EXERCISE DIRECTIONS:
Print the data exactly as it is given, please.

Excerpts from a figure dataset
###

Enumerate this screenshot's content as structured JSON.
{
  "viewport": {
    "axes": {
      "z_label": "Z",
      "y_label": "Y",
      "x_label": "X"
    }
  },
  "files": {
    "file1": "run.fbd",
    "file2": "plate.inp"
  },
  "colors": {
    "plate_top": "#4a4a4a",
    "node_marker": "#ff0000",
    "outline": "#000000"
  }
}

###

REPLY TO THE EXERCISE:
Enumerate this screenshot's content as structured JSON.
{
  "viewport": {
    "axes": {
      "z_label": "Z",
      "y_label": "Y",
      "x_label": "X"
    }
  },
  "files": {
    "file1": "run.fbd",
    "file2": "plate.inp"
  },
  "colors": {
    "plate_top": "#4a4a4a",
    "node_marker": "#ff0000",
    "outline": "#000000"
  }
}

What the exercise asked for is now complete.